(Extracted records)
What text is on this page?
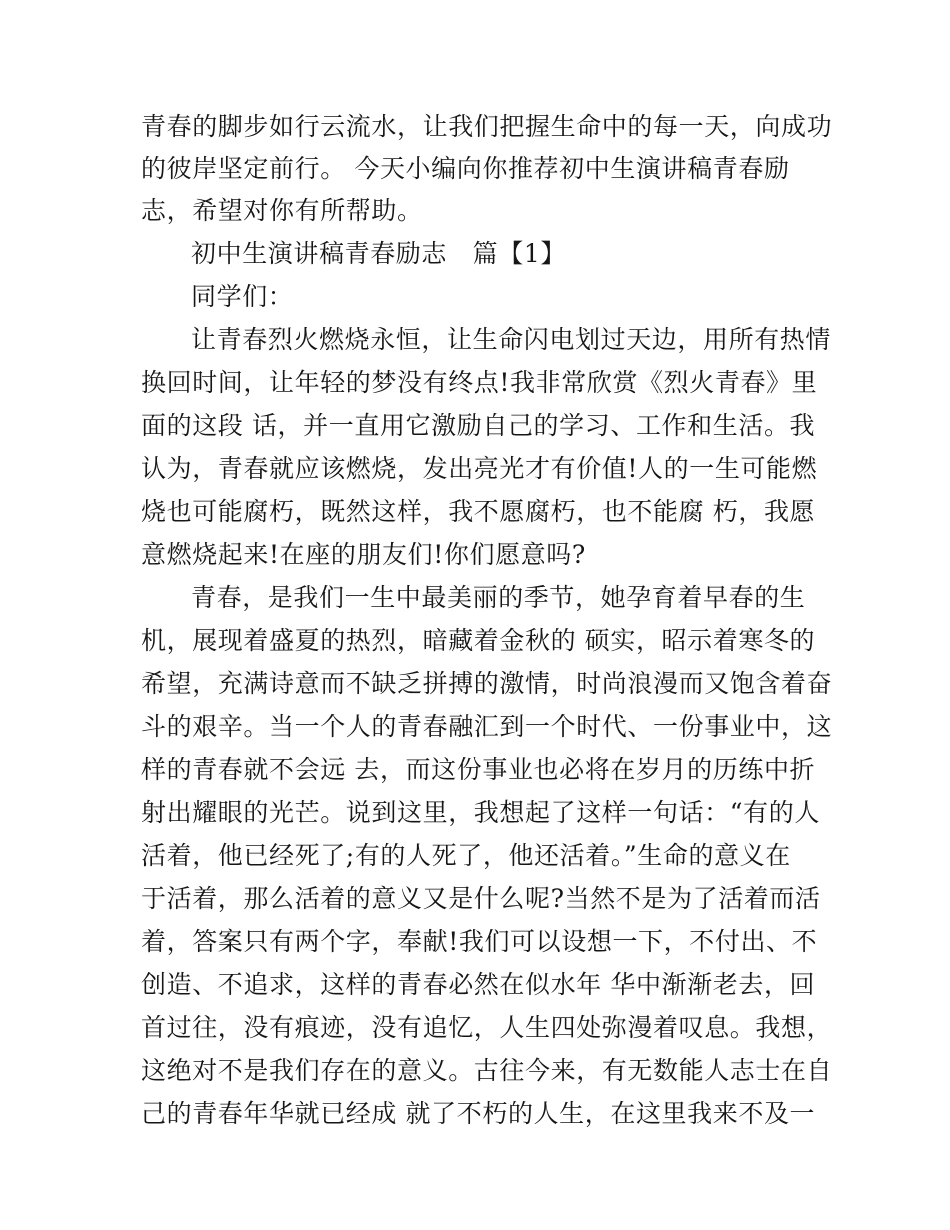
青春的脚步如行云流水，让我们把握生命中的每一天，向成功
的彼岸坚定前行。 今天小编向你推荐初中生演讲稿青春励
志，希望对你有所帮助。
初中生演讲稿青春励志   篇【1】
同学们：
让青春烈火燃烧永恒，让生命闪电划过天边，用所有热情
换回时间，让年轻的梦没有终点!我非常欣赏《烈火青春》里
面的这段 话，并一直用它激励自己的学习、工作和生活。我
认为，青春就应该燃烧，发出亮光才有价值!人的一生可能燃
烧也可能腐朽，既然这样，我不愿腐朽，也不能腐 朽，我愿
意燃烧起来!在座的朋友们!你们愿意吗?
青春，是我们一生中最美丽的季节，她孕育着早春的生
机，展现着盛夏的热烈，暗藏着金秋的 硕实，昭示着寒冬的
希望，充满诗意而不缺乏拼搏的激情，时尚浪漫而又饱含着奋
斗的艰辛。当一个人的青春融汇到一个时代、一份事业中，这
样的青春就不会远 去，而这份事业也必将在岁月的历练中折
射出耀眼的光芒。说到这里，我想起了这样一句话：“有的人
活着，他已经死了;有的人死了，他还活着。”生命的意义在
于活着，那么活着的意义又是什么呢?当然不是为了活着而活
着，答案只有两个字，奉献!我们可以设想一下，不付出、不
创造、不追求，这样的青春必然在似水年 华中渐渐老去，回
首过往，没有痕迹，没有追忆，人生四处弥漫着叹息。我想，
这绝对不是我们存在的意义。古往今来，有无数能人志士在自
己的青春年华就已经成 就了不朽的人生，在这里我来不及一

Task goal
Return the material exactly as given, apart from the pictures.

Answer to the task
What text is on this page?
青春的脚步如行云流水，让我们把握生命中的每一天，向成功
的彼岸坚定前行。 今天小编向你推荐初中生演讲稿青春励
志，希望对你有所帮助。
初中生演讲稿青春励志   篇【1】
同学们：
让青春烈火燃烧永恒，让生命闪电划过天边，用所有热情
换回时间，让年轻的梦没有终点!我非常欣赏《烈火青春》里
面的这段 话，并一直用它激励自己的学习、工作和生活。我
认为，青春就应该燃烧，发出亮光才有价值!人的一生可能燃
烧也可能腐朽，既然这样，我不愿腐朽，也不能腐 朽，我愿
意燃烧起来!在座的朋友们!你们愿意吗?
青春，是我们一生中最美丽的季节，她孕育着早春的生
机，展现着盛夏的热烈，暗藏着金秋的 硕实，昭示着寒冬的
希望，充满诗意而不缺乏拼搏的激情，时尚浪漫而又饱含着奋
斗的艰辛。当一个人的青春融汇到一个时代、一份事业中，这
样的青春就不会远 去，而这份事业也必将在岁月的历练中折
射出耀眼的光芒。说到这里，我想起了这样一句话：“有的人
活着，他已经死了;有的人死了，他还活着。”生命的意义在
于活着，那么活着的意义又是什么呢?当然不是为了活着而活
着，答案只有两个字，奉献!我们可以设想一下，不付出、不
创造、不追求，这样的青春必然在似水年 华中渐渐老去，回
首过往，没有痕迹，没有追忆，人生四处弥漫着叹息。我想，
这绝对不是我们存在的意义。古往今来，有无数能人志士在自
己的青春年华就已经成 就了不朽的人生，在这里我来不及一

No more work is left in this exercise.